- _Directions for this task_
Repeat every record below exactly as written.

- _Input for this task_
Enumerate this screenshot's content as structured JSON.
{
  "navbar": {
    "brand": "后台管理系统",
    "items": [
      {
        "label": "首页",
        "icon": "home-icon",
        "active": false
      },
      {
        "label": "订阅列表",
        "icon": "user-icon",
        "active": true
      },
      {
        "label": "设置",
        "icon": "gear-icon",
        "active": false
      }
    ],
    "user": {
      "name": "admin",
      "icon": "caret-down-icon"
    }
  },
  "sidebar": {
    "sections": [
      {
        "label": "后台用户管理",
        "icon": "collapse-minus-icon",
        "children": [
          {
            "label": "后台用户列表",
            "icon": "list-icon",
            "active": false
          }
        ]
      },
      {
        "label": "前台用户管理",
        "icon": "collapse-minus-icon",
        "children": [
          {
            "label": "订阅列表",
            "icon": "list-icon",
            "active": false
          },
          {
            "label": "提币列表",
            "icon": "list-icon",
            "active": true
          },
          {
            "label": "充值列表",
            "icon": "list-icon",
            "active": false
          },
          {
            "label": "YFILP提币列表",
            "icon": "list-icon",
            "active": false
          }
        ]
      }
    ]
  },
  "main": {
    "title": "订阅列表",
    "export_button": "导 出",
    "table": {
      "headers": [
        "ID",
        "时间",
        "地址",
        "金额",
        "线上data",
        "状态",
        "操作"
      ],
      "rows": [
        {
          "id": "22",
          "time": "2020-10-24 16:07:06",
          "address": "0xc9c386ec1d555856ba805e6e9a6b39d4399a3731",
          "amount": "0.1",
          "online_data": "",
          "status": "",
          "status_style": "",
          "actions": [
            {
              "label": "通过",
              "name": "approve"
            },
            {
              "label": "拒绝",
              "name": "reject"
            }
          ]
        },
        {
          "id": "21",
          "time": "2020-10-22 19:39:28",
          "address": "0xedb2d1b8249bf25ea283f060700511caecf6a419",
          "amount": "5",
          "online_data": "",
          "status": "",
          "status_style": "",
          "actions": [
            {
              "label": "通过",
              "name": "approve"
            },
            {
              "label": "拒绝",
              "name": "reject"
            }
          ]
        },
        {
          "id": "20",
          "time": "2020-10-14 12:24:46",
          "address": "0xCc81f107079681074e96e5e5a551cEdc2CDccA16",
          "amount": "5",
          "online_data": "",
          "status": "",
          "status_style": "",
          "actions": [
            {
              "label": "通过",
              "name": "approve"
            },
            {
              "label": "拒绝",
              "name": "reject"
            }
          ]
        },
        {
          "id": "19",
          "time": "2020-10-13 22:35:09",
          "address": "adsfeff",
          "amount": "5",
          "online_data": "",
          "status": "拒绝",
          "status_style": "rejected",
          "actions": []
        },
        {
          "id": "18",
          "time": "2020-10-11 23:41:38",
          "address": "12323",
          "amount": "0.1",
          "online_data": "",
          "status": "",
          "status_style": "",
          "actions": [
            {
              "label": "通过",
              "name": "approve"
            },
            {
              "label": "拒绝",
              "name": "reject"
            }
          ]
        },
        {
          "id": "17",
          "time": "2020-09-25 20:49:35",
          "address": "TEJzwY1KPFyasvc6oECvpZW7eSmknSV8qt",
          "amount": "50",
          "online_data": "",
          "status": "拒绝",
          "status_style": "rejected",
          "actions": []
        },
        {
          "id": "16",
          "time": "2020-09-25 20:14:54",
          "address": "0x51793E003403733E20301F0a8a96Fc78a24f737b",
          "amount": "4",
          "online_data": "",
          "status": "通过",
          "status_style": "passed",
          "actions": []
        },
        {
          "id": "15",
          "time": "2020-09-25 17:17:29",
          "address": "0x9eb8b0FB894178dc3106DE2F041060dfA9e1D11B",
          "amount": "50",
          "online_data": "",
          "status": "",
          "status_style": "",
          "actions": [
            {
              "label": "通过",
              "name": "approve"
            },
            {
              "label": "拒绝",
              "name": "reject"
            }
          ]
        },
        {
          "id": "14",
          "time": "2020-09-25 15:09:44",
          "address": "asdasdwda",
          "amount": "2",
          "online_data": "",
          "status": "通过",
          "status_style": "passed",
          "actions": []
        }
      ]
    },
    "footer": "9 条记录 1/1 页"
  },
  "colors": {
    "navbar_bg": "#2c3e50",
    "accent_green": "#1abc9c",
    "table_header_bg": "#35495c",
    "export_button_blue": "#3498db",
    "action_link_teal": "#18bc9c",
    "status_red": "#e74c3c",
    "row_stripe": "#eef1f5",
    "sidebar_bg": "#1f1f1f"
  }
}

- _Exercise answer_
Enumerate this screenshot's content as structured JSON.
{
  "navbar": {
    "brand": "后台管理系统",
    "items": [
      {
        "label": "首页",
        "icon": "home-icon",
        "active": false
      },
      {
        "label": "订阅列表",
        "icon": "user-icon",
        "active": true
      },
      {
        "label": "设置",
        "icon": "gear-icon",
        "active": false
      }
    ],
    "user": {
      "name": "admin",
      "icon": "caret-down-icon"
    }
  },
  "sidebar": {
    "sections": [
      {
        "label": "后台用户管理",
        "icon": "collapse-minus-icon",
        "children": [
          {
            "label": "后台用户列表",
            "icon": "list-icon",
            "active": false
          }
        ]
      },
      {
        "label": "前台用户管理",
        "icon": "collapse-minus-icon",
        "children": [
          {
            "label": "订阅列表",
            "icon": "list-icon",
            "active": false
          },
          {
            "label": "提币列表",
            "icon": "list-icon",
            "active": true
          },
          {
            "label": "充值列表",
            "icon": "list-icon",
            "active": false
          },
          {
            "label": "YFILP提币列表",
            "icon": "list-icon",
            "active": false
          }
        ]
      }
    ]
  },
  "main": {
    "title": "订阅列表",
    "export_button": "导 出",
    "table": {
      "headers": [
        "ID",
        "时间",
        "地址",
        "金额",
        "线上data",
        "状态",
        "操作"
      ],
      "rows": [
        {
          "id": "22",
          "time": "2020-10-24 16:07:06",
          "address": "0xc9c386ec1d555856ba805e6e9a6b39d4399a3731",
          "amount": "0.1",
          "online_data": "",
          "status": "",
          "status_style": "",
          "actions": [
            {
              "label": "通过",
              "name": "approve"
            },
            {
              "label": "拒绝",
              "name": "reject"
            }
          ]
        },
        {
          "id": "21",
          "time": "2020-10-22 19:39:28",
          "address": "0xedb2d1b8249bf25ea283f060700511caecf6a419",
          "amount": "5",
          "online_data": "",
          "status": "",
          "status_style": "",
          "actions": [
            {
              "label": "通过",
              "name": "approve"
            },
            {
              "label": "拒绝",
              "name": "reject"
            }
          ]
        },
        {
          "id": "20",
          "time": "2020-10-14 12:24:46",
          "address": "0xCc81f107079681074e96e5e5a551cEdc2CDccA16",
          "amount": "5",
          "online_data": "",
          "status": "",
          "status_style": "",
          "actions": [
            {
              "label": "通过",
              "name": "approve"
            },
            {
              "label": "拒绝",
              "name": "reject"
            }
          ]
        },
        {
          "id": "19",
          "time": "2020-10-13 22:35:09",
          "address": "adsfeff",
          "amount": "5",
          "online_data": "",
          "status": "拒绝",
          "status_style": "rejected",
          "actions": []
        },
        {
          "id": "18",
          "time": "2020-10-11 23:41:38",
          "address": "12323",
          "amount": "0.1",
          "online_data": "",
          "status": "",
          "status_style": "",
          "actions": [
            {
              "label": "通过",
              "name": "approve"
            },
            {
              "label": "拒绝",
              "name": "reject"
            }
          ]
        },
        {
          "id": "17",
          "time": "2020-09-25 20:49:35",
          "address": "TEJzwY1KPFyasvc6oECvpZW7eSmknSV8qt",
          "amount": "50",
          "online_data": "",
          "status": "拒绝",
          "status_style": "rejected",
          "actions": []
        },
        {
          "id": "16",
          "time": "2020-09-25 20:14:54",
          "address": "0x51793E003403733E20301F0a8a96Fc78a24f737b",
          "amount": "4",
          "online_data": "",
          "status": "通过",
          "status_style": "passed",
          "actions": []
        },
        {
          "id": "15",
          "time": "2020-09-25 17:17:29",
          "address": "0x9eb8b0FB894178dc3106DE2F041060dfA9e1D11B",
          "amount": "50",
          "online_data": "",
          "status": "",
          "status_style": "",
          "actions": [
            {
              "label": "通过",
              "name": "approve"
            },
            {
              "label": "拒绝",
              "name": "reject"
            }
          ]
        },
        {
          "id": "14",
          "time": "2020-09-25 15:09:44",
          "address": "asdasdwda",
          "amount": "2",
          "online_data": "",
          "status": "通过",
          "status_style": "passed",
          "actions": []
        }
      ]
    },
    "footer": "9 条记录 1/1 页"
  },
  "colors": {
    "navbar_bg": "#2c3e50",
    "accent_green": "#1abc9c",
    "table_header_bg": "#35495c",
    "export_button_blue": "#3498db",
    "action_link_teal": "#18bc9c",
    "status_red": "#e74c3c",
    "row_stripe": "#eef1f5",
    "sidebar_bg": "#1f1f1f"
  }
}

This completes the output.